WRITTEN EXERCISE A → According to the text about Maude Baum and eba, where will the two 30th anniversary performances be held?

TEXT SHOWN →
* BEGIN *
Again and again, they repeat the exercise, under the watchful
eyes of Maude Baum, their instructor-narrator. For Baum, this
is much more than a familiar scene, not just because she is
a veteran teacher and dancer, but because what is taking place
in the studio with these tiny artists-in-training can be seen
as a metaphor for the work she has done with eba during the
last three decades. In a sweetly poingant way, the little
ones—as they squirm on the floor, then retreat to their “cocoons”
and finally emerge to flit about the space with the reckless
abandon of prekindergarteners—are every idea that has been
hatched at eba and nurtured through its developmental stages
until it has grown into something perhaps unrecognizable and
more glorious than when it first was conceived.
It’s
precisely her unfailing belief in the possibility of what
something could become that has brought Baum to yet another
milestone in her career: the 30th anniversary of eba and Maude
Baum and Company Dance Theatre. On Saturday (May 3), Baum
and her six-member troupe will mark the occasion with two
performances at the Egg in Albany, at 2:30 and 8 PM. The 30th
anniversary concert will feature three older works from the
company’s repertoire: Aesop’s Fables by Jamie Cunningham,
Nanigismo by Kevin Wynn and Ennui by Baum; a
new work by Baum, Sometimes in My Mind, Always in My Heart;
and a “community dance” showcasing more than 40 people who’ve
been involved with eba throughout the years.
“I
thought of something old, something new,” Baum laughs when
asked about her choices for the program. In seriousness, she
quickly adds that she wanted to present a sampling of the
kind of work her troupe has performed over time. Her two pieces
both explore the theme of womanhood, and she says, “I thought
it might be a nice way for people to see how I dealt with
it years ago and how I’m dealing with it now.”
* END *
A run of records
* BEGIN *
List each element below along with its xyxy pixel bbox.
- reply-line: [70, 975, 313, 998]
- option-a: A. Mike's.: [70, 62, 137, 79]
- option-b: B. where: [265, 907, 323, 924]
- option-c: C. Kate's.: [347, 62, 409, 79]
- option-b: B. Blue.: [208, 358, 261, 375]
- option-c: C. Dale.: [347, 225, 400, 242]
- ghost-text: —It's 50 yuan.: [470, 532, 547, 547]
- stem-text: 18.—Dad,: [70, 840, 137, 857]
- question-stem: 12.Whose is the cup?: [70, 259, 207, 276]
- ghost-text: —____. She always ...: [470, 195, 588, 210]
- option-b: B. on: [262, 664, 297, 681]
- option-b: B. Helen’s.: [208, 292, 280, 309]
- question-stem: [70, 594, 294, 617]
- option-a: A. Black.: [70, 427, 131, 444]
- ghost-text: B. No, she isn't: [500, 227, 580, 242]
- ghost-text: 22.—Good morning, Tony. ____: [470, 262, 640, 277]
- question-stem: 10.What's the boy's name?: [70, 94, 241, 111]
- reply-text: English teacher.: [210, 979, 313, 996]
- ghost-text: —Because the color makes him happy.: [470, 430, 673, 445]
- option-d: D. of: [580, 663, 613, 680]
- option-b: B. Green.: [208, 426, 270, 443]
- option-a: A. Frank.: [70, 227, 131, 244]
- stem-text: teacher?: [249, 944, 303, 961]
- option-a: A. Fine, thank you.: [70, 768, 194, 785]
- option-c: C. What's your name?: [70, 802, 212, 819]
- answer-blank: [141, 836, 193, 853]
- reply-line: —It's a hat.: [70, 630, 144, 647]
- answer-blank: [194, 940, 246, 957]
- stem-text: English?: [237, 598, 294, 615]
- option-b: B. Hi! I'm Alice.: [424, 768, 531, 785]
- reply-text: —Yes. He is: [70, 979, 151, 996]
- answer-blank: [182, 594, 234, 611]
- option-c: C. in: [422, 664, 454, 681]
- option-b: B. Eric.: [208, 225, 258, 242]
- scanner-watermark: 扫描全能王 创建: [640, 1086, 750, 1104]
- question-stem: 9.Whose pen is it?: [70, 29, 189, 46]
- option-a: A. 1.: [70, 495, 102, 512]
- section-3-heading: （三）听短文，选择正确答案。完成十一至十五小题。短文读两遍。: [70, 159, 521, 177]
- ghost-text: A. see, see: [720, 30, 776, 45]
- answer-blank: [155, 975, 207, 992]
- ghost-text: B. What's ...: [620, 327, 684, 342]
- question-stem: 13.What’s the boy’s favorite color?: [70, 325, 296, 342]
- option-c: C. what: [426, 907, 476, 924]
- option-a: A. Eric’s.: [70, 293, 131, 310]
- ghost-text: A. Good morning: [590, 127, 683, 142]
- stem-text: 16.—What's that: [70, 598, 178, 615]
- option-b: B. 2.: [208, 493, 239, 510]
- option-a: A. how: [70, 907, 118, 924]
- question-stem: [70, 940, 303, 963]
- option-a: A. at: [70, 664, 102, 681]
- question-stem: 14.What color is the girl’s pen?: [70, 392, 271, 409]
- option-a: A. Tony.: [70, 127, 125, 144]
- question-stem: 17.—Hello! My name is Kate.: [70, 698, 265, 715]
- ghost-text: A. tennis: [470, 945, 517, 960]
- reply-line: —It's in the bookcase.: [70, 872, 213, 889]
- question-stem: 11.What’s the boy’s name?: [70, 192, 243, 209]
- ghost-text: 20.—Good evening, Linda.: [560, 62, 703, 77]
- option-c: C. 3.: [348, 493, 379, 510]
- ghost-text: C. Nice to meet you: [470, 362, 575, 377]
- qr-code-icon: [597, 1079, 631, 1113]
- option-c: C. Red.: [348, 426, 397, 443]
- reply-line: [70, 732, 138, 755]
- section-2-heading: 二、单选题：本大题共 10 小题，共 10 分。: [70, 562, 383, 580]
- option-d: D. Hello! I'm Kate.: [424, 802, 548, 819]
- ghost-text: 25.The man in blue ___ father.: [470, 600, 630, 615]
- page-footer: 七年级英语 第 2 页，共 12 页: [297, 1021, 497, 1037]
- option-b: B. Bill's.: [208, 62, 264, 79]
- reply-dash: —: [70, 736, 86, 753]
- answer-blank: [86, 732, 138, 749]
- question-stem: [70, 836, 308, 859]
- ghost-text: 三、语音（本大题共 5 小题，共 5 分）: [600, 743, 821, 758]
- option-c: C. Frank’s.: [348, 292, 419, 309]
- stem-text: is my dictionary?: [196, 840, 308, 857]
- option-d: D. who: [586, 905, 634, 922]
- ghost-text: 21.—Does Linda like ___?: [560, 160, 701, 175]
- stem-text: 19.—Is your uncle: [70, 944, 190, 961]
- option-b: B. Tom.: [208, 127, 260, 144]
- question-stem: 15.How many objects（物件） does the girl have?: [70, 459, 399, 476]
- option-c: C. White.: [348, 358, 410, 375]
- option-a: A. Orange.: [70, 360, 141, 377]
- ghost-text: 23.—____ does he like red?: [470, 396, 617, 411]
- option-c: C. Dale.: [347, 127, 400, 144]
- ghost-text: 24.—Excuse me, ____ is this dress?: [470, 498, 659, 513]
* END *
WRITTEN EXERCISE B → Reproduce the records from their first line up to and including the line with "- reply-text: English".

RIGHT ANSWER A → At the Egg in Albany.

RIGHT ANSWER B →
List each element below along with its xyxy pixel bbox.
- reply-line: [70, 975, 313, 998]
- option-a: A. Mike's.: [70, 62, 137, 79]
- option-b: B. where: [265, 907, 323, 924]
- option-c: C. Kate's.: [347, 62, 409, 79]
- option-b: B. Blue.: [208, 358, 261, 375]
- option-c: C. Dale.: [347, 225, 400, 242]
- ghost-text: —It's 50 yuan.: [470, 532, 547, 547]
- stem-text: 18.—Dad,: [70, 840, 137, 857]
- question-stem: 12.Whose is the cup?: [70, 259, 207, 276]
- ghost-text: —____. She always ...: [470, 195, 588, 210]
- option-b: B. on: [262, 664, 297, 681]
- option-b: B. Helen’s.: [208, 292, 280, 309]
- question-stem: [70, 594, 294, 617]
- option-a: A. Black.: [70, 427, 131, 444]
- ghost-text: B. No, she isn't: [500, 227, 580, 242]
- ghost-text: 22.—Good morning, Tony. ____: [470, 262, 640, 277]
- question-stem: 10.What's the boy's name?: [70, 94, 241, 111]
- reply-text: English teacher.: [210, 979, 313, 996]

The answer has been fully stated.